(Chart and figure data)
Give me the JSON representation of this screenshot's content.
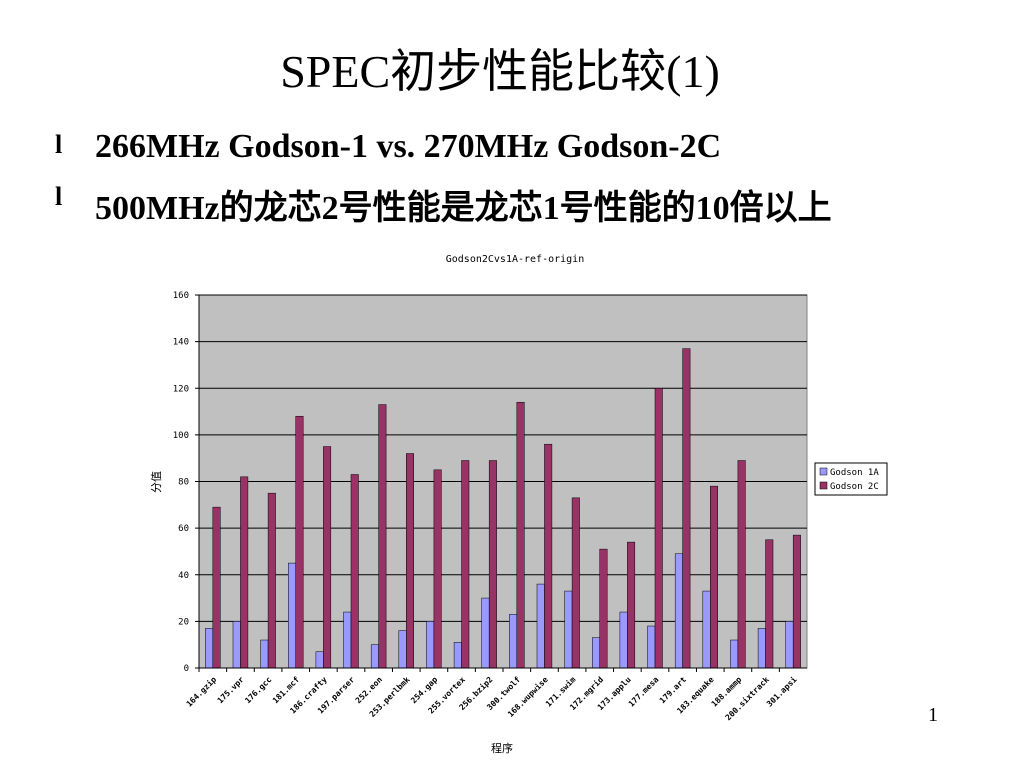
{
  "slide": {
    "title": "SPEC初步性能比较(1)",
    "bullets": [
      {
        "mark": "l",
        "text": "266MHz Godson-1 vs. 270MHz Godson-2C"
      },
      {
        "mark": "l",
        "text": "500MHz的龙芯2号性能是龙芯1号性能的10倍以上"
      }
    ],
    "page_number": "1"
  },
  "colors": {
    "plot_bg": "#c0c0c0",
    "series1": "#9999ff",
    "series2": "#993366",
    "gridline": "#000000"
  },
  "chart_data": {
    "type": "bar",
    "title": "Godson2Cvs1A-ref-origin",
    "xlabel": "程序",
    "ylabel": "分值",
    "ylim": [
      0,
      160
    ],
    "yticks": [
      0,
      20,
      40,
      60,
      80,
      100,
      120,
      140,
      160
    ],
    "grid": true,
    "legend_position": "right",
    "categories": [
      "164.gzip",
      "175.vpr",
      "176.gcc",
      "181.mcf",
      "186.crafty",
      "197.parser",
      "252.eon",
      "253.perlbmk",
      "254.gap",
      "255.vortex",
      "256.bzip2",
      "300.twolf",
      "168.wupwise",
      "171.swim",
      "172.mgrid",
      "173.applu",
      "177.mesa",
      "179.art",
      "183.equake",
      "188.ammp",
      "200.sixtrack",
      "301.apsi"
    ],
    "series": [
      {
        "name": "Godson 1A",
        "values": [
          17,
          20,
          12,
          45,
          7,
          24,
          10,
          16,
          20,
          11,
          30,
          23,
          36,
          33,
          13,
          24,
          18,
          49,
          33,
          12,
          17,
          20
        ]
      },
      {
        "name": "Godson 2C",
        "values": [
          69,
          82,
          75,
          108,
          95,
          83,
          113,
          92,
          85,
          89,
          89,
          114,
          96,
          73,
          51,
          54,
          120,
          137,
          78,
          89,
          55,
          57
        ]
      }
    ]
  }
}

__What you have to do__. Write the material out again exactly as it appears, dropping the pictures.

__Answer__.
Give me the JSON representation of this screenshot's content.
{
  "slide": {
    "title": "SPEC初步性能比较(1)",
    "bullets": [
      {
        "mark": "l",
        "text": "266MHz Godson-1 vs. 270MHz Godson-2C"
      },
      {
        "mark": "l",
        "text": "500MHz的龙芯2号性能是龙芯1号性能的10倍以上"
      }
    ],
    "page_number": "1"
  },
  "colors": {
    "plot_bg": "#c0c0c0",
    "series1": "#9999ff",
    "series2": "#993366",
    "gridline": "#000000"
  },
  "chart_data": {
    "type": "bar",
    "title": "Godson2Cvs1A-ref-origin",
    "xlabel": "程序",
    "ylabel": "分值",
    "ylim": [
      0,
      160
    ],
    "yticks": [
      0,
      20,
      40,
      60,
      80,
      100,
      120,
      140,
      160
    ],
    "grid": true,
    "legend_position": "right",
    "categories": [
      "164.gzip",
      "175.vpr",
      "176.gcc",
      "181.mcf",
      "186.crafty",
      "197.parser",
      "252.eon",
      "253.perlbmk",
      "254.gap",
      "255.vortex",
      "256.bzip2",
      "300.twolf",
      "168.wupwise",
      "171.swim",
      "172.mgrid",
      "173.applu",
      "177.mesa",
      "179.art",
      "183.equake",
      "188.ammp",
      "200.sixtrack",
      "301.apsi"
    ],
    "series": [
      {
        "name": "Godson 1A",
        "values": [
          17,
          20,
          12,
          45,
          7,
          24,
          10,
          16,
          20,
          11,
          30,
          23,
          36,
          33,
          13,
          24,
          18,
          49,
          33,
          12,
          17,
          20
        ]
      },
      {
        "name": "Godson 2C",
        "values": [
          69,
          82,
          75,
          108,
          95,
          83,
          113,
          92,
          85,
          89,
          89,
          114,
          96,
          73,
          51,
          54,
          120,
          137,
          78,
          89,
          55,
          57
        ]
      }
    ]
  }
}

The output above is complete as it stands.